▸ **Problem to work on**
Produce a verbatim copy of the entries listed below.

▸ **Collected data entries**
---*---
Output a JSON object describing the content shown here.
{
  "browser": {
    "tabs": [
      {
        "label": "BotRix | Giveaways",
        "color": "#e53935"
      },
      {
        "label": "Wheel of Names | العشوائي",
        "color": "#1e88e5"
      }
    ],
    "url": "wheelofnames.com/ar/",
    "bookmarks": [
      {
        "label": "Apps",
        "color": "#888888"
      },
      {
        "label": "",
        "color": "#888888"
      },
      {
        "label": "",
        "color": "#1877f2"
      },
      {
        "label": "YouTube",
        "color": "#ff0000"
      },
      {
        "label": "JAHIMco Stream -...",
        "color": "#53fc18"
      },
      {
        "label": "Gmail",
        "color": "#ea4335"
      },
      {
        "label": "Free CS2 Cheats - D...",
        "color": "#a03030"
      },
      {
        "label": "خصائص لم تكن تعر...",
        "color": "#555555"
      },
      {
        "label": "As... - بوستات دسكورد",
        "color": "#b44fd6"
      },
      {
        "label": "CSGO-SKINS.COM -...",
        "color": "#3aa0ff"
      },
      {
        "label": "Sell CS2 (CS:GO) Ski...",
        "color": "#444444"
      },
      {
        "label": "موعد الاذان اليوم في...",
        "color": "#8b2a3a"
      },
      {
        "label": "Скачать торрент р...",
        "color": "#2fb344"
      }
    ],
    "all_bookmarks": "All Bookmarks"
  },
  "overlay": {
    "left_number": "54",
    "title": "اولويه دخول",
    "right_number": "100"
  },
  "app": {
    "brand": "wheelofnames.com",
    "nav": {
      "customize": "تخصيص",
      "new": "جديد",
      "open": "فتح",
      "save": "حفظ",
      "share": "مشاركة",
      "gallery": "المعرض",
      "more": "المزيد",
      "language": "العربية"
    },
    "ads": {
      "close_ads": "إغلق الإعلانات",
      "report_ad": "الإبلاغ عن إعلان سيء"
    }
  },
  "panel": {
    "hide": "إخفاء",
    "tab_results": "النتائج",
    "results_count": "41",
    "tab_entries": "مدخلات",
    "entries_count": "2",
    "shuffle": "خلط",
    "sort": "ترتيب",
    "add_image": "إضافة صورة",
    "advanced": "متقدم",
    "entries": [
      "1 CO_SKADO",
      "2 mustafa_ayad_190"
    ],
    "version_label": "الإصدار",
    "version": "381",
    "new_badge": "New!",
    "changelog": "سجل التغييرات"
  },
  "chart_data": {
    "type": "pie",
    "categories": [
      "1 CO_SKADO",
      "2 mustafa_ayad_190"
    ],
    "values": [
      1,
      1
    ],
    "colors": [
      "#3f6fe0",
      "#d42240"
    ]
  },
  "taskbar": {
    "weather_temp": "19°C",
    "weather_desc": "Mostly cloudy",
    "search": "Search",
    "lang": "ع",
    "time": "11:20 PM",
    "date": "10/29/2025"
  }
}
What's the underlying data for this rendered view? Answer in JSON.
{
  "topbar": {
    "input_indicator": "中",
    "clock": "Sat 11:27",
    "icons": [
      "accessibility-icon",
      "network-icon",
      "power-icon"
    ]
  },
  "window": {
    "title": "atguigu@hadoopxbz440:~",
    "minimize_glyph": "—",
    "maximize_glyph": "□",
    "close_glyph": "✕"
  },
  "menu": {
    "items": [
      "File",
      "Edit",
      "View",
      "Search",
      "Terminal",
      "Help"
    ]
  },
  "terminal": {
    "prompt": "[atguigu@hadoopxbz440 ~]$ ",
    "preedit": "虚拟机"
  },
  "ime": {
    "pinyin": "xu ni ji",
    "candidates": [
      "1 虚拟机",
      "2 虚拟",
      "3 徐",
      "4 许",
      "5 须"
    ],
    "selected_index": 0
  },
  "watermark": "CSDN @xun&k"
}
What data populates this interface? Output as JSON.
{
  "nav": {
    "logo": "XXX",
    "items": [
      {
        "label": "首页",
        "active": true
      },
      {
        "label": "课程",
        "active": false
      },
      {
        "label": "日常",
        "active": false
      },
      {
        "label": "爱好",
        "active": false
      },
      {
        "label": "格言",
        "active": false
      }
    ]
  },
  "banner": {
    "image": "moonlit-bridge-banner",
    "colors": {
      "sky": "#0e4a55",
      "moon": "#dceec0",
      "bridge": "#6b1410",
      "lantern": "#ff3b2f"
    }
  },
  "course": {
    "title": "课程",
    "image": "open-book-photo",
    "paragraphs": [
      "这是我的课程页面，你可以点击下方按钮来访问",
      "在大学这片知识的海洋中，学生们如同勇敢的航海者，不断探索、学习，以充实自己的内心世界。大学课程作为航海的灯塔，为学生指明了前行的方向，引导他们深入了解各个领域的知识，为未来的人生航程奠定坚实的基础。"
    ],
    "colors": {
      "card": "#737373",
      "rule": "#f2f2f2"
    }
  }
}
---*---
▸ **Written response**
Output a JSON object describing the content shown here.
{
  "browser": {
    "tabs": [
      {
        "label": "BotRix | Giveaways",
        "color": "#e53935"
      },
      {
        "label": "Wheel of Names | العشوائي",
        "color": "#1e88e5"
      }
    ],
    "url": "wheelofnames.com/ar/",
    "bookmarks": [
      {
        "label": "Apps",
        "color": "#888888"
      },
      {
        "label": "",
        "color": "#888888"
      },
      {
        "label": "",
        "color": "#1877f2"
      },
      {
        "label": "YouTube",
        "color": "#ff0000"
      },
      {
        "label": "JAHIMco Stream -...",
        "color": "#53fc18"
      },
      {
        "label": "Gmail",
        "color": "#ea4335"
      },
      {
        "label": "Free CS2 Cheats - D...",
        "color": "#a03030"
      },
      {
        "label": "خصائص لم تكن تعر...",
        "color": "#555555"
      },
      {
        "label": "As... - بوستات دسكورد",
        "color": "#b44fd6"
      },
      {
        "label": "CSGO-SKINS.COM -...",
        "color": "#3aa0ff"
      },
      {
        "label": "Sell CS2 (CS:GO) Ski...",
        "color": "#444444"
      },
      {
        "label": "موعد الاذان اليوم في...",
        "color": "#8b2a3a"
      },
      {
        "label": "Скачать торрент р...",
        "color": "#2fb344"
      }
    ],
    "all_bookmarks": "All Bookmarks"
  },
  "overlay": {
    "left_number": "54",
    "title": "اولويه دخول",
    "right_number": "100"
  },
  "app": {
    "brand": "wheelofnames.com",
    "nav": {
      "customize": "تخصيص",
      "new": "جديد",
      "open": "فتح",
      "save": "حفظ",
      "share": "مشاركة",
      "gallery": "المعرض",
      "more": "المزيد",
      "language": "العربية"
    },
    "ads": {
      "close_ads": "إغلق الإعلانات",
      "report_ad": "الإبلاغ عن إعلان سيء"
    }
  },
  "panel": {
    "hide": "إخفاء",
    "tab_results": "النتائج",
    "results_count": "41",
    "tab_entries": "مدخلات",
    "entries_count": "2",
    "shuffle": "خلط",
    "sort": "ترتيب",
    "add_image": "إضافة صورة",
    "advanced": "متقدم",
    "entries": [
      "1 CO_SKADO",
      "2 mustafa_ayad_190"
    ],
    "version_label": "الإصدار",
    "version": "381",
    "new_badge": "New!",
    "changelog": "سجل التغييرات"
  },
  "chart_data": {
    "type": "pie",
    "categories": [
      "1 CO_SKADO",
      "2 mustafa_ayad_190"
    ],
    "values": [
      1,
      1
    ],
    "colors": [
      "#3f6fe0",
      "#d42240"
    ]
  },
  "taskbar": {
    "weather_temp": "19°C",
    "weather_desc": "Mostly cloudy",
    "search": "Search",
    "lang": "ع",
    "time": "11:20 PM",
    "date": "10/29/2025"
  }
}
What's the underlying data for this rendered view? Answer in JSON.
{
  "topbar": {
    "input_indicator": "中",
    "clock": "Sat 11:27",
    "icons": [
      "accessibility-icon",
      "network-icon",
      "power-icon"
    ]
  },
  "window": {
    "title": "atguigu@hadoopxbz440:~",
    "minimize_glyph": "—",
    "maximize_glyph": "□",
    "close_glyph": "✕"
  },
  "menu": {
    "items": [
      "File",
      "Edit",
      "View",
      "Search",
      "Terminal",
      "Help"
    ]
  },
  "terminal": {
    "prompt": "[atguigu@hadoopxbz440 ~]$ ",
    "preedit": "虚拟机"
  },
  "ime": {
    "pinyin": "xu ni ji",
    "candidates": [
      "1 虚拟机",
      "2 虚拟",
      "3 徐",
      "4 许",
      "5 须"
    ],
    "selected_index": 0
  },
  "watermark": "CSDN @xun&k"
}
What data populates this interface? Output as JSON.
{
  "nav": {
    "logo": "XXX",
    "items": [
      {
        "label": "首页",
        "active": true
      },
      {
        "label": "课程",
        "active": false
      },
      {
        "label": "日常",
        "active": false
      },
      {
        "label": "爱好",
        "active": false
      },
      {
        "label": "格言",
        "active": false
      }
    ]
  },
  "banner": {
    "image": "moonlit-bridge-banner",
    "colors": {
      "sky": "#0e4a55",
      "moon": "#dceec0",
      "bridge": "#6b1410",
      "lantern": "#ff3b2f"
    }
  },
  "course": {
    "title": "课程",
    "image": "open-book-photo",
    "paragraphs": [
      "这是我的课程页面，你可以点击下方按钮来访问",
      "在大学这片知识的海洋中，学生们如同勇敢的航海者，不断探索、学习，以充实自己的内心世界。大学课程作为航海的灯塔，为学生指明了前行的方向，引导他们深入了解各个领域的知识，为未来的人生航程奠定坚实的基础。"
    ],
    "colors": {
      "card": "#737373",
      "rule": "#f2f2f2"
    }
  }
}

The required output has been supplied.